- [RECORDED DATA]
□ □ □ □ □ □ □
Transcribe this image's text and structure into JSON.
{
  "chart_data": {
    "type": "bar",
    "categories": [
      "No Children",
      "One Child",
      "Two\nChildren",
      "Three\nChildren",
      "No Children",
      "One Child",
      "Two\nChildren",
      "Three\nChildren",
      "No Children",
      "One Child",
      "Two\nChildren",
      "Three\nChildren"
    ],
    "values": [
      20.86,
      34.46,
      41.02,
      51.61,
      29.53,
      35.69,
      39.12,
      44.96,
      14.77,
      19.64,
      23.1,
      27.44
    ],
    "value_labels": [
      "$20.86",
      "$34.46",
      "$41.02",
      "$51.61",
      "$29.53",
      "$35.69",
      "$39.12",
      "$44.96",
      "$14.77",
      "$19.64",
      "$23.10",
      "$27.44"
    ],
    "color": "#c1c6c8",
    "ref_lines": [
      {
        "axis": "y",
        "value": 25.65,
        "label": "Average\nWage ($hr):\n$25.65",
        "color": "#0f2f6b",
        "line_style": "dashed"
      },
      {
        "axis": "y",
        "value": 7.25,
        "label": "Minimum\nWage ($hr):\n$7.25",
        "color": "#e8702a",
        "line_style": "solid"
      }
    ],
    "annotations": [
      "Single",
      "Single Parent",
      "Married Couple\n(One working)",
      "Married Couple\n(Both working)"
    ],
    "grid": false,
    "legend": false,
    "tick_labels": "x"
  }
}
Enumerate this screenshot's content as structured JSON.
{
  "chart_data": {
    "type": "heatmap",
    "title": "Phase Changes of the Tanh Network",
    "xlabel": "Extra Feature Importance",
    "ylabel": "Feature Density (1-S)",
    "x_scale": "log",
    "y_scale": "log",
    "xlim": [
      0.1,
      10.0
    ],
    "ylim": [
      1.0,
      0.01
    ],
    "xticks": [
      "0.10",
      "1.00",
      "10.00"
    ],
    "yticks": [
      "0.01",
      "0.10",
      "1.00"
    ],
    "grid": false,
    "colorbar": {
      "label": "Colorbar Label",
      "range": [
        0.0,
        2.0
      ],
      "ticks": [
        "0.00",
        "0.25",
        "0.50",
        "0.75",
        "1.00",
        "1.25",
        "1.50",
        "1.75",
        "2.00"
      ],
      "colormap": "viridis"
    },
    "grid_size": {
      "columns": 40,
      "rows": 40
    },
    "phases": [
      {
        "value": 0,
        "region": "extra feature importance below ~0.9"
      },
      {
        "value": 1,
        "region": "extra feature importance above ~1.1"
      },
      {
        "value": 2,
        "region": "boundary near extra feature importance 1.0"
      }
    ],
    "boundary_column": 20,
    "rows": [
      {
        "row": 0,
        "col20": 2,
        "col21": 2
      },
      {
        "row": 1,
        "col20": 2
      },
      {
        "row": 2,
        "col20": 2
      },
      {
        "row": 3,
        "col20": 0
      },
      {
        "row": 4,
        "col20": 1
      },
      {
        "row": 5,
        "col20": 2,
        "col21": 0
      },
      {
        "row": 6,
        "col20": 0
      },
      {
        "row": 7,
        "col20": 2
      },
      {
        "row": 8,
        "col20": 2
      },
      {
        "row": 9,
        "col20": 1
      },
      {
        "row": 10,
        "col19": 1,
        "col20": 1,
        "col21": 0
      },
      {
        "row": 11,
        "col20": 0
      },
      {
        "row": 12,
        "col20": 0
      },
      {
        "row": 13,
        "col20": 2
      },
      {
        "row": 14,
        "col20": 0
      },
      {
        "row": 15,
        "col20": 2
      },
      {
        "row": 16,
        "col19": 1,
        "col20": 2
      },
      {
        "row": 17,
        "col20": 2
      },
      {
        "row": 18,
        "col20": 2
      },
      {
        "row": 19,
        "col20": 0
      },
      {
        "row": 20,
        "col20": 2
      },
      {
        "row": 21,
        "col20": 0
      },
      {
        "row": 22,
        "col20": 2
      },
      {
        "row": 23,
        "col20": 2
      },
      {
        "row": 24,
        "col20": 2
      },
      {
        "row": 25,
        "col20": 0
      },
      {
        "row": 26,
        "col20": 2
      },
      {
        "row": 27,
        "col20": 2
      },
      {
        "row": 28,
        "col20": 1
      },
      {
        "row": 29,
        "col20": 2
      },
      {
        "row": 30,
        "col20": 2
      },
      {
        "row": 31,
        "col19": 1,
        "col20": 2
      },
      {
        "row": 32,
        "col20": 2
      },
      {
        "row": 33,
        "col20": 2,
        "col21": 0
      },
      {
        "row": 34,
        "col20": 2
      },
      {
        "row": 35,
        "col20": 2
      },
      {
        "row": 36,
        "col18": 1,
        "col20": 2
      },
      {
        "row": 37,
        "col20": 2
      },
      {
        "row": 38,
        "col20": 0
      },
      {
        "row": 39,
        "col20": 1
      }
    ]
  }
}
□ □ □ □ □ □ □
Extract every record and return it verbatim.

Transcribe this image's text and structure into JSON.
{
  "chart_data": {
    "type": "bar",
    "categories": [
      "No Children",
      "One Child",
      "Two\nChildren",
      "Three\nChildren",
      "No Children",
      "One Child",
      "Two\nChildren",
      "Three\nChildren",
      "No Children",
      "One Child",
      "Two\nChildren",
      "Three\nChildren"
    ],
    "values": [
      20.86,
      34.46,
      41.02,
      51.61,
      29.53,
      35.69,
      39.12,
      44.96,
      14.77,
      19.64,
      23.1,
      27.44
    ],
    "value_labels": [
      "$20.86",
      "$34.46",
      "$41.02",
      "$51.61",
      "$29.53",
      "$35.69",
      "$39.12",
      "$44.96",
      "$14.77",
      "$19.64",
      "$23.10",
      "$27.44"
    ],
    "color": "#c1c6c8",
    "ref_lines": [
      {
        "axis": "y",
        "value": 25.65,
        "label": "Average\nWage ($hr):\n$25.65",
        "color": "#0f2f6b",
        "line_style": "dashed"
      },
      {
        "axis": "y",
        "value": 7.25,
        "label": "Minimum\nWage ($hr):\n$7.25",
        "color": "#e8702a",
        "line_style": "solid"
      }
    ],
    "annotations": [
      "Single",
      "Single Parent",
      "Married Couple\n(One working)",
      "Married Couple\n(Both working)"
    ],
    "grid": false,
    "legend": false,
    "tick_labels": "x"
  }
}
Enumerate this screenshot's content as structured JSON.
{
  "chart_data": {
    "type": "heatmap",
    "title": "Phase Changes of the Tanh Network",
    "xlabel": "Extra Feature Importance",
    "ylabel": "Feature Density (1-S)",
    "x_scale": "log",
    "y_scale": "log",
    "xlim": [
      0.1,
      10.0
    ],
    "ylim": [
      1.0,
      0.01
    ],
    "xticks": [
      "0.10",
      "1.00",
      "10.00"
    ],
    "yticks": [
      "0.01",
      "0.10",
      "1.00"
    ],
    "grid": false,
    "colorbar": {
      "label": "Colorbar Label",
      "range": [
        0.0,
        2.0
      ],
      "ticks": [
        "0.00",
        "0.25",
        "0.50",
        "0.75",
        "1.00",
        "1.25",
        "1.50",
        "1.75",
        "2.00"
      ],
      "colormap": "viridis"
    },
    "grid_size": {
      "columns": 40,
      "rows": 40
    },
    "phases": [
      {
        "value": 0,
        "region": "extra feature importance below ~0.9"
      },
      {
        "value": 1,
        "region": "extra feature importance above ~1.1"
      },
      {
        "value": 2,
        "region": "boundary near extra feature importance 1.0"
      }
    ],
    "boundary_column": 20,
    "rows": [
      {
        "row": 0,
        "col20": 2,
        "col21": 2
      },
      {
        "row": 1,
        "col20": 2
      },
      {
        "row": 2,
        "col20": 2
      },
      {
        "row": 3,
        "col20": 0
      },
      {
        "row": 4,
        "col20": 1
      },
      {
        "row": 5,
        "col20": 2,
        "col21": 0
      },
      {
        "row": 6,
        "col20": 0
      },
      {
        "row": 7,
        "col20": 2
      },
      {
        "row": 8,
        "col20": 2
      },
      {
        "row": 9,
        "col20": 1
      },
      {
        "row": 10,
        "col19": 1,
        "col20": 1,
        "col21": 0
      },
      {
        "row": 11,
        "col20": 0
      },
      {
        "row": 12,
        "col20": 0
      },
      {
        "row": 13,
        "col20": 2
      },
      {
        "row": 14,
        "col20": 0
      },
      {
        "row": 15,
        "col20": 2
      },
      {
        "row": 16,
        "col19": 1,
        "col20": 2
      },
      {
        "row": 17,
        "col20": 2
      },
      {
        "row": 18,
        "col20": 2
      },
      {
        "row": 19,
        "col20": 0
      },
      {
        "row": 20,
        "col20": 2
      },
      {
        "row": 21,
        "col20": 0
      },
      {
        "row": 22,
        "col20": 2
      },
      {
        "row": 23,
        "col20": 2
      },
      {
        "row": 24,
        "col20": 2
      },
      {
        "row": 25,
        "col20": 0
      },
      {
        "row": 26,
        "col20": 2
      },
      {
        "row": 27,
        "col20": 2
      },
      {
        "row": 28,
        "col20": 1
      },
      {
        "row": 29,
        "col20": 2
      },
      {
        "row": 30,
        "col20": 2
      },
      {
        "row": 31,
        "col19": 1,
        "col20": 2
      },
      {
        "row": 32,
        "col20": 2
      },
      {
        "row": 33,
        "col20": 2,
        "col21": 0
      },
      {
        "row": 34,
        "col20": 2
      },
      {
        "row": 35,
        "col20": 2
      },
      {
        "row": 36,
        "col18": 1,
        "col20": 2
      },
      {
        "row": 37,
        "col20": 2
      },
      {
        "row": 38,
        "col20": 0
      },
      {
        "row": 39,
        "col20": 1
      }
    ]
  }
}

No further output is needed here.